### [Attività richieste]
1. Stabilisca se ciascuna delle seguenti affermazioni concorda con il brano selezionato. Risponda sì o no e citi tra virgolette le parole del brano che lo provano. (a) Le misure oggetto di critica sono state elaborate insieme alla Commissione europea. (b) Le misure verranno discusse a Bruxelles. (c) Nell'intervento si sostiene che in Europa nulla stia cambiando.
2. Riprenda l'intervento sulle politiche migratorie europee dal punto in cui si interrompe.

### [Brano selezionato]
────
PRESIDENTE. Ha chiesto di parlare l'onorevole Locatelli. Ne ha facoltà.

PIA ELDA LOCATELLI. Grazie, signor Presidente. Ho sentito molte critiche, dentro e fuori quest'Aula, alle misure messe a punto con la Commissione europea, che andranno discusse a Tallinn. È stato detto che la UE ci volge le spalle, che sbagliamo a raccogliere per mare disperati che scappano da situazioni drammatiche, che le nostre politiche di accoglienza e di lavoro delle ONG hanno incentivato gli sbarchi e che il piano UE è una ridicola presa in giro. È singolare che questo avvenga proprio quando in Europa qualcosa incomincia a muoversi, quando si inizia a porre le basi per europeizzare il tema migrazioni. Sono anni che lo chiediamo e adesso che l'Europa incomincia a riconoscere quanto abbiamo fatto e sembra voler adottare un action plan condiviso abbiamo ripetuto i soliti slogan.
────
### [Materiale]
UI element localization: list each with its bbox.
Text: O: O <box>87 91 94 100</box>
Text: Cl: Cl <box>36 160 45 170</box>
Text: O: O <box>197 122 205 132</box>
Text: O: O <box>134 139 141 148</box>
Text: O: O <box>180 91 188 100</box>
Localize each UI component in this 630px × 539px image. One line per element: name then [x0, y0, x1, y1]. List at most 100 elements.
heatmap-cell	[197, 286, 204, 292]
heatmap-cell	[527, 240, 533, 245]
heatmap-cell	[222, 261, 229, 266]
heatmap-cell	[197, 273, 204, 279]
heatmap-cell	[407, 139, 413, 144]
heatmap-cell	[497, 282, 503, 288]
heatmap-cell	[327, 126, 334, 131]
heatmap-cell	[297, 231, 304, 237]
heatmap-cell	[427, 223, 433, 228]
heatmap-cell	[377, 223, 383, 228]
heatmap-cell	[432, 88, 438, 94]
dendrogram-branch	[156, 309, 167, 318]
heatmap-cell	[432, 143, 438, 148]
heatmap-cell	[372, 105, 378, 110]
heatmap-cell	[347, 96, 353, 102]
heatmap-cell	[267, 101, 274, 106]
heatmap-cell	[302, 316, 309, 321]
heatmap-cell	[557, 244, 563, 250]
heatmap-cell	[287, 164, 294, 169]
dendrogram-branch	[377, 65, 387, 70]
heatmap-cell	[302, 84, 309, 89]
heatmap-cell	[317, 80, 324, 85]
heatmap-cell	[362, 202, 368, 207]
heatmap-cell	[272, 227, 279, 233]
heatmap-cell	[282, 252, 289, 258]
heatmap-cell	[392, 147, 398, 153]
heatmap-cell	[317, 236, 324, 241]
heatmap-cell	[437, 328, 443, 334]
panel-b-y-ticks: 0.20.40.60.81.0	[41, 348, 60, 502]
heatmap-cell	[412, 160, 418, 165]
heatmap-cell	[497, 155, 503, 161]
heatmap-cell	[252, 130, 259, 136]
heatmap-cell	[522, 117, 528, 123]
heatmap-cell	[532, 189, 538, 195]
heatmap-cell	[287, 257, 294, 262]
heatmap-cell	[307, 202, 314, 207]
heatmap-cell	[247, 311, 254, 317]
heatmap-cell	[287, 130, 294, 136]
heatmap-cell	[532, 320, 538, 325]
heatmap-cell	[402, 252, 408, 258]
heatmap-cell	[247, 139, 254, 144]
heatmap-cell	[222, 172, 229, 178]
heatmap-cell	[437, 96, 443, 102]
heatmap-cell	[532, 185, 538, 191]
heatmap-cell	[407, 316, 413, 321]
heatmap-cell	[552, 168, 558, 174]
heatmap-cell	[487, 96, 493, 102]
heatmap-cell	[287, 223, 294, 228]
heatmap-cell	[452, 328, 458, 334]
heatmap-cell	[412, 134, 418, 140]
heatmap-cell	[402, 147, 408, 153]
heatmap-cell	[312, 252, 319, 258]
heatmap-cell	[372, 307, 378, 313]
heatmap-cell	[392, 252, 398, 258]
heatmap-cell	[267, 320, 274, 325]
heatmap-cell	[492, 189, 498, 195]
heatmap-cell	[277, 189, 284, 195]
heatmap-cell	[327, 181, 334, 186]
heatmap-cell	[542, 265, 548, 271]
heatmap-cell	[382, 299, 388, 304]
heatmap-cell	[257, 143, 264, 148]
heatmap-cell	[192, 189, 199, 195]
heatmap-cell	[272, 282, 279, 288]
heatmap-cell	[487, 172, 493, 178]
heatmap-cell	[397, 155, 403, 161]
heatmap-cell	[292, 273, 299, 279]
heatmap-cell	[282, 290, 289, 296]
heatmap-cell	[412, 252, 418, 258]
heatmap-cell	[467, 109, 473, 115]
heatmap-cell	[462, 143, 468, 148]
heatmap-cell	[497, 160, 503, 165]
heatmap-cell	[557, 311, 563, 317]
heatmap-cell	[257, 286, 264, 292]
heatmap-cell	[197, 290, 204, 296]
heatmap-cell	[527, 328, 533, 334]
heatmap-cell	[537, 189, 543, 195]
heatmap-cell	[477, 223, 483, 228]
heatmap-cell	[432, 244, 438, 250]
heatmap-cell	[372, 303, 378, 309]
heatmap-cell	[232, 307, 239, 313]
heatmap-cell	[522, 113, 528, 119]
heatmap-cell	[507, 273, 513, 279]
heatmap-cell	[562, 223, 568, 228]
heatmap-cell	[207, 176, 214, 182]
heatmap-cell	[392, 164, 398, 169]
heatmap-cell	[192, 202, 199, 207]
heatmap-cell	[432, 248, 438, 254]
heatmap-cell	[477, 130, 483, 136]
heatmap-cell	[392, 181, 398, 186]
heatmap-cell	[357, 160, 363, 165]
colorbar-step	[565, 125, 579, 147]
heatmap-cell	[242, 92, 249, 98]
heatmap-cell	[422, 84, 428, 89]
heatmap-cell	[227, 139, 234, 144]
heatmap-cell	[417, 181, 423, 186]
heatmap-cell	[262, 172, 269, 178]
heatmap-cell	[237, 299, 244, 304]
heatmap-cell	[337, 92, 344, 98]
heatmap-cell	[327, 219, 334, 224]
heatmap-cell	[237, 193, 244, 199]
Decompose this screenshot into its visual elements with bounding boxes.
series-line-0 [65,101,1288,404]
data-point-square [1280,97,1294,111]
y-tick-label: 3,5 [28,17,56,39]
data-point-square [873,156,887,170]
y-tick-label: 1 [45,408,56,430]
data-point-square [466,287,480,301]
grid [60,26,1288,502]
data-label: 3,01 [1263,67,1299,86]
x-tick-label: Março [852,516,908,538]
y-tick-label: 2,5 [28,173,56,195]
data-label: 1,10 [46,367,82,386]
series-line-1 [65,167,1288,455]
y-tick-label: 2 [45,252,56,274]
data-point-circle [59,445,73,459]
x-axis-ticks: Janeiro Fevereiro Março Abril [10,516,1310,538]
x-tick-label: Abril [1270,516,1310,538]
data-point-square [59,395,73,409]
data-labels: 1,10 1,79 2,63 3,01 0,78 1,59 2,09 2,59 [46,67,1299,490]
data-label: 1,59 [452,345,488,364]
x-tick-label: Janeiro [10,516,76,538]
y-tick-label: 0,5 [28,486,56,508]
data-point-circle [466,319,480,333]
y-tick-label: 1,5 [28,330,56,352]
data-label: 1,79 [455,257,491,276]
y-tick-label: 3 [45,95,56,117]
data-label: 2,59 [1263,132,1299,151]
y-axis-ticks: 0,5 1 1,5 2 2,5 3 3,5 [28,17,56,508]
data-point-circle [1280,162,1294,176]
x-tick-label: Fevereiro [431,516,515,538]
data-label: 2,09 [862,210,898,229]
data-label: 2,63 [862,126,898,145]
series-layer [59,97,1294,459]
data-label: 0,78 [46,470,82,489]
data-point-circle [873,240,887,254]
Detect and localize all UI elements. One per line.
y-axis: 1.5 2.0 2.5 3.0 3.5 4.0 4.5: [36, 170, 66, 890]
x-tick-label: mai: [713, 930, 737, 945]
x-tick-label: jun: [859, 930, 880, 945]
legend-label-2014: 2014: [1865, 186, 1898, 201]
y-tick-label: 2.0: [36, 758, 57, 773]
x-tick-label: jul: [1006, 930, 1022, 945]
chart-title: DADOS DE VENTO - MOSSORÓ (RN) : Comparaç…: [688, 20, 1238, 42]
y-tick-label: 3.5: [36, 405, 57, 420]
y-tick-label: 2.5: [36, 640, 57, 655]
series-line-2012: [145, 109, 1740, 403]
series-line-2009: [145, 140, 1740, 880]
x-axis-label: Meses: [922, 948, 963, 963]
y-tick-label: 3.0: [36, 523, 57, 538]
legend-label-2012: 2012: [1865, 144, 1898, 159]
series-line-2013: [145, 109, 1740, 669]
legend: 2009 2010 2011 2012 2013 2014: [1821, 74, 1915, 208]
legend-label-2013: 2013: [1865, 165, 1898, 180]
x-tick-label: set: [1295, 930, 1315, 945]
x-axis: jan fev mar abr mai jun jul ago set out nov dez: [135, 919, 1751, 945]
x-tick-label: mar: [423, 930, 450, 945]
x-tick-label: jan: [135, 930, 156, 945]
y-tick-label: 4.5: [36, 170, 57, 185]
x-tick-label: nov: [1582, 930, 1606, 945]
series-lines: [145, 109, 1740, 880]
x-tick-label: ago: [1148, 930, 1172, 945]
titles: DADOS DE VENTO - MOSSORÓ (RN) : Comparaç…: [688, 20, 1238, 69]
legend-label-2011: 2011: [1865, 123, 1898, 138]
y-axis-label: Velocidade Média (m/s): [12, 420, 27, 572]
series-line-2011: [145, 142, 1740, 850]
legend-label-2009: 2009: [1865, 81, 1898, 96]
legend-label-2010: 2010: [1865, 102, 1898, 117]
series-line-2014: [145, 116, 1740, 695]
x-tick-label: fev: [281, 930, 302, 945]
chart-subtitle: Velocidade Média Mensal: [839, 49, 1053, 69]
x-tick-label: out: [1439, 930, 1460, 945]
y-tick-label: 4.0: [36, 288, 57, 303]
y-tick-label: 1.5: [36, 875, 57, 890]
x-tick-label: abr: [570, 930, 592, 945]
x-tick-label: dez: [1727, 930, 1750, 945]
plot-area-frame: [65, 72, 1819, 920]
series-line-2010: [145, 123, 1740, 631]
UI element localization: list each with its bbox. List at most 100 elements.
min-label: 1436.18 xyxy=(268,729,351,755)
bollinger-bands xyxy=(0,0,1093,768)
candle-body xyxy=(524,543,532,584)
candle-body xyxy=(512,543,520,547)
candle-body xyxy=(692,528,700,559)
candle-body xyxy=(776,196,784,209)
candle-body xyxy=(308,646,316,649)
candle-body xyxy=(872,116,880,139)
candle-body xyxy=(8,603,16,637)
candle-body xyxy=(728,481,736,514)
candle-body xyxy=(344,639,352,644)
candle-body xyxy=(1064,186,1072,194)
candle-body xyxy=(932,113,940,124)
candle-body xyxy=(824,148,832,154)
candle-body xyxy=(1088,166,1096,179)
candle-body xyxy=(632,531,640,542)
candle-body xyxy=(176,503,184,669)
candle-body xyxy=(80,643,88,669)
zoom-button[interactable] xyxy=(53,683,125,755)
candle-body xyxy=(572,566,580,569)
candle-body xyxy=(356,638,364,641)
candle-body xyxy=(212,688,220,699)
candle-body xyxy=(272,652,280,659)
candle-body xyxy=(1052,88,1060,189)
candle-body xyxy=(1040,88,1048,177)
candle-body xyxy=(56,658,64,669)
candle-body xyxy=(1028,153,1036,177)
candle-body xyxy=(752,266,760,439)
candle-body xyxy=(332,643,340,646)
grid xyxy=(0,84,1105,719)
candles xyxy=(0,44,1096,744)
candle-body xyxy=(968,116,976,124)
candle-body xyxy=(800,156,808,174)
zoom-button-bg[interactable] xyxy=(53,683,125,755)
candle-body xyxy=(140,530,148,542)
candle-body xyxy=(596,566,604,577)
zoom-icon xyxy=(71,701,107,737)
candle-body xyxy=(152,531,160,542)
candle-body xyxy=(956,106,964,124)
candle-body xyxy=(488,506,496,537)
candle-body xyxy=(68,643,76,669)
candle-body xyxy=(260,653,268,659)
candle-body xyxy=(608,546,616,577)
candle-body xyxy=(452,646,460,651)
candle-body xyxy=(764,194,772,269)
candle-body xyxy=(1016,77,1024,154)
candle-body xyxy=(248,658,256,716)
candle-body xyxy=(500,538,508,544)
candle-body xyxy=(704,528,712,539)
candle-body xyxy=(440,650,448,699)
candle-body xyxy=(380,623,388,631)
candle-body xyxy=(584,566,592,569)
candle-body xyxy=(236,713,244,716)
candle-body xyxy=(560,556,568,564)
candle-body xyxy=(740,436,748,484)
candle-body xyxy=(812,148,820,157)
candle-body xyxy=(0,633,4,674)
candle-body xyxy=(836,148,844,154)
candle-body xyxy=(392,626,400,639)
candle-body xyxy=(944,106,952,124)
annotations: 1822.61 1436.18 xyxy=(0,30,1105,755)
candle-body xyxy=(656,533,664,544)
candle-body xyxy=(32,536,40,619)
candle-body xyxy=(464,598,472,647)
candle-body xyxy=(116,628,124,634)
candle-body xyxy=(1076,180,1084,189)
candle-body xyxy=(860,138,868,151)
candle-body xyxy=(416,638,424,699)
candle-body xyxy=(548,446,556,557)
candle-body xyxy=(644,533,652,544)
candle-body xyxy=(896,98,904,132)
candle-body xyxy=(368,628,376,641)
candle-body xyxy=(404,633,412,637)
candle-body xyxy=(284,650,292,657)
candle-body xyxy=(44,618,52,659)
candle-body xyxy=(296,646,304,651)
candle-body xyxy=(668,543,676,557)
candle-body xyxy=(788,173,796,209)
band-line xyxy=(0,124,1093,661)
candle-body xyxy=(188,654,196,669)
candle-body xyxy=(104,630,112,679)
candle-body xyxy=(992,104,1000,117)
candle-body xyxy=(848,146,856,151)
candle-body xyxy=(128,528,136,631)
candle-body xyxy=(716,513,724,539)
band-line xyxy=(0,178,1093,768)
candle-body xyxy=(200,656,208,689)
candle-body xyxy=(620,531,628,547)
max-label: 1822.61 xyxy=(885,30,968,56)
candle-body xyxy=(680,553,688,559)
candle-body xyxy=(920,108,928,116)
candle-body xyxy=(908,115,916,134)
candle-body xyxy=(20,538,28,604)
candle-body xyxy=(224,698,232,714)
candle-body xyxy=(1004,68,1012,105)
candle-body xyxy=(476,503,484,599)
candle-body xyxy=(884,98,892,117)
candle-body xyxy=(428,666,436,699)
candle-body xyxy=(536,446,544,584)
────
### [Risultati attesi]
1.
(a) Sì: «alle misure messe a punto con la Commissione europea».
(b) No: «che andranno discusse a Tallinn».
(c) No: «quando in Europa qualcosa incomincia a muoversi».

2.
Certo, ci sono nodi che restano aperti, come la questione dei porti e la chiusura di alcuni Paesi - emblematico è il caso dell'Austria -, ma qualcosa sta cambiando: mai hanno concertato insieme tre Paesi e la Commissione UE per preparare un vertice, quello di Tallin.

Siamo ottimisti? Difficile fare previsioni, perché in questi giorni abbiamo ricevuto anche dei “no” e alcuni hanno fatto più male di altri, ma gli atteggiamenti nazionali non cambiano con un cambio di Presidenza, dovevamo aspettarcelo.

Difficile dire se arriveremo al superamento degli approcci nazionali per una gestione europea, ma non dobbiamo perdere la pazienza né la speranza.

Nel frattempo, apprezziamo il lavoro da lei fatto in questi giorni, miscelando fermezza e ragionevolezza, e la ringraziamo anche per aver fatto riferimento al rispetto dei diritti umani: una bussola ineludibile e le chiediamo di non perderla mai di vista.

PRESIDENTE. È così esaurito lo svolgimento dell'informativa urgente del Governo.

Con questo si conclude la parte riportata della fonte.